In the listing below, identify each line with the word "this" and return those lines.
# Start of PROVIDED DATA
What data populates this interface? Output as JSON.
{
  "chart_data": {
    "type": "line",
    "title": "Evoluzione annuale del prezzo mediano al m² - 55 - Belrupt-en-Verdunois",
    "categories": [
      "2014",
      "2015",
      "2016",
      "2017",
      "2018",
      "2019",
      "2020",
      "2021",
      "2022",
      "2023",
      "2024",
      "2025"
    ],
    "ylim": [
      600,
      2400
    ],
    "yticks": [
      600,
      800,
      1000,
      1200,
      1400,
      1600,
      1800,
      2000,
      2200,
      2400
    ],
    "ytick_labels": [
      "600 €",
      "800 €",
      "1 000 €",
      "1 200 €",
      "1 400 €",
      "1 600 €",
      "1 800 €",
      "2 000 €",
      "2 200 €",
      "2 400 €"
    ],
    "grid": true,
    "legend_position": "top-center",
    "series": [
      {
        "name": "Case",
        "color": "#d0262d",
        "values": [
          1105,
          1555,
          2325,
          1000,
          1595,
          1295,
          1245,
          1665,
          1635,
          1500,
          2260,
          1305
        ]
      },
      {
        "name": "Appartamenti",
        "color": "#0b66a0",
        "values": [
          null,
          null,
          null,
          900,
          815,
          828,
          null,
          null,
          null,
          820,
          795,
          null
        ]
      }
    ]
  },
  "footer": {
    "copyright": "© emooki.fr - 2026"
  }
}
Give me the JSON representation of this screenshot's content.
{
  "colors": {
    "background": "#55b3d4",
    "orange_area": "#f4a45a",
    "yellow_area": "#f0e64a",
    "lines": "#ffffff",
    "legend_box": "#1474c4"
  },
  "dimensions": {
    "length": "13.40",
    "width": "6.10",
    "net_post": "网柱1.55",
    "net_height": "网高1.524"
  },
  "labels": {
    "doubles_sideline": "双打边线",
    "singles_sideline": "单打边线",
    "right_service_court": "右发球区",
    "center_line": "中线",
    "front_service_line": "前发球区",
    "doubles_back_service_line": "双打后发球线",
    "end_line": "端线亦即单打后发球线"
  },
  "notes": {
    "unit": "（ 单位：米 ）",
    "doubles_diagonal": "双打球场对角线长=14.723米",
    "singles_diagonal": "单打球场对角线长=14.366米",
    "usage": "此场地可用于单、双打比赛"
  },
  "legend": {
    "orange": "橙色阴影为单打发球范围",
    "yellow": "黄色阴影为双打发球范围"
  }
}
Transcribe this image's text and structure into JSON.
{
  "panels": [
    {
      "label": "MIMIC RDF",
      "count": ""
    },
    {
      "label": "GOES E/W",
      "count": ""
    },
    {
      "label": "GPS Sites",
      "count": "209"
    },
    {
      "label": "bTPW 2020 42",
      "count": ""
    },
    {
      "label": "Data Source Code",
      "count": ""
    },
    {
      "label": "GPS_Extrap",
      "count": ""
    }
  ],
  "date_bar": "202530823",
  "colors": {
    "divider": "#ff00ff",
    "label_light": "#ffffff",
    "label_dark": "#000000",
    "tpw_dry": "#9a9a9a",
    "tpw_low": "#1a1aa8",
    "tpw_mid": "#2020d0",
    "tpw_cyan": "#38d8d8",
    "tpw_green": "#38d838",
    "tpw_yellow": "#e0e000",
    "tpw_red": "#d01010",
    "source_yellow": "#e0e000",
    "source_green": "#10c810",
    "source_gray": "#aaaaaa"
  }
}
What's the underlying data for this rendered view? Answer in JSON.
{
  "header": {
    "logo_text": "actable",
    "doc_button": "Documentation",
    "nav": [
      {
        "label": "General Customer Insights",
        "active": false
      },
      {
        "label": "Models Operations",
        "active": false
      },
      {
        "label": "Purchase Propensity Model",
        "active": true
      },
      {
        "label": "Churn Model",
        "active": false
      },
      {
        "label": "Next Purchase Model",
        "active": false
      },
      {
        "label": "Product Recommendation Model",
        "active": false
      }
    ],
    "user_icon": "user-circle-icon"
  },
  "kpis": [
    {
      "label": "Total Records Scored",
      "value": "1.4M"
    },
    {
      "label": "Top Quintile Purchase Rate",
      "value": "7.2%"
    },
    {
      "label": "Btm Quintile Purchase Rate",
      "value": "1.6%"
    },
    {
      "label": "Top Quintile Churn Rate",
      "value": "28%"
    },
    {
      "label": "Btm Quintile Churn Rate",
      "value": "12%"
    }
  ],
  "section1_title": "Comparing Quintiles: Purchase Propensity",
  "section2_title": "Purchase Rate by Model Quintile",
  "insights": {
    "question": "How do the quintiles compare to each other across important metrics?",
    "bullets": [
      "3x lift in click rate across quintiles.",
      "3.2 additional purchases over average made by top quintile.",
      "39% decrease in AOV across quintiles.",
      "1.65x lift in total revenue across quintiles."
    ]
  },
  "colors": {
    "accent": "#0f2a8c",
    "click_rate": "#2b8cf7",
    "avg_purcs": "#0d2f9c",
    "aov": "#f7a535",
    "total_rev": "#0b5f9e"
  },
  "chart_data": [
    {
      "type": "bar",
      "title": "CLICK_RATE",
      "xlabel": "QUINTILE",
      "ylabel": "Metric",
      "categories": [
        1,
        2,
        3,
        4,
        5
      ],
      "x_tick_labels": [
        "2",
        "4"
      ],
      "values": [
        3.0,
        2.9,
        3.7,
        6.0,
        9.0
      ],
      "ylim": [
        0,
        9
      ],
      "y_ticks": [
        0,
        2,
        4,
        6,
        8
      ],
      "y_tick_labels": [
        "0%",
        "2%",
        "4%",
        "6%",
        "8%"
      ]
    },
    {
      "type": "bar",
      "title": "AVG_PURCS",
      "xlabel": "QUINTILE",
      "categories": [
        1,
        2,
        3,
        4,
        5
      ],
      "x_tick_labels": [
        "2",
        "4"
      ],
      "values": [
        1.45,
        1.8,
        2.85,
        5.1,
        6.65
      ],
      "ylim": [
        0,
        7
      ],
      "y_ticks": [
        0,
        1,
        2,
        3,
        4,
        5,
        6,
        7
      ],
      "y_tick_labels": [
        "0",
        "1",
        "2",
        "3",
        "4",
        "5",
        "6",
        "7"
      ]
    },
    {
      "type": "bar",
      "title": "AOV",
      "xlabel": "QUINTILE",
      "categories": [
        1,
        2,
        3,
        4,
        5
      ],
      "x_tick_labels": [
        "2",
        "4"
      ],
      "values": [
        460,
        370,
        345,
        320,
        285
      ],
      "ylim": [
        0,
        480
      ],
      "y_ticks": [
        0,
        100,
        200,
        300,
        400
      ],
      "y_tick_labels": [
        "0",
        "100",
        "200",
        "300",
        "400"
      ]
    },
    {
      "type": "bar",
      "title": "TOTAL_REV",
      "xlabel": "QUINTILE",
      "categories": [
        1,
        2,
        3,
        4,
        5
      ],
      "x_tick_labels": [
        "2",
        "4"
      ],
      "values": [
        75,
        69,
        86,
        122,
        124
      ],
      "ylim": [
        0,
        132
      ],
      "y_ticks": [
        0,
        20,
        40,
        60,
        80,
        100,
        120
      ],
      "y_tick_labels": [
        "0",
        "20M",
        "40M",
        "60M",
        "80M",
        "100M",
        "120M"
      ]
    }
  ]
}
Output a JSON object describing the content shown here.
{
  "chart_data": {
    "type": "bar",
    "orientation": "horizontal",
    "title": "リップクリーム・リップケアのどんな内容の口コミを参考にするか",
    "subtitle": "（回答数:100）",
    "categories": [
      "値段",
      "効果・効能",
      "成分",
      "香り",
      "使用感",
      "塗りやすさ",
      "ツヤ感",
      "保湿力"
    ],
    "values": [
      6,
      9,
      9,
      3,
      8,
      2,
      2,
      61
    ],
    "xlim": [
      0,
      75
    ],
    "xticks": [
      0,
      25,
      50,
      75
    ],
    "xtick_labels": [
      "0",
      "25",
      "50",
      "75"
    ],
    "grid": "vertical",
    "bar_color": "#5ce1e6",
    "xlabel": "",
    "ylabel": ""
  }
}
# End of PROVIDED DATA
## EXERCISE RESPONSE
What data populates this interface? Output as JSON.
Give me the JSON representation of this screenshot's content.
Transcribe this image's text and structure into JSON.
What's the underlying data for this rendered view? Answer in JSON.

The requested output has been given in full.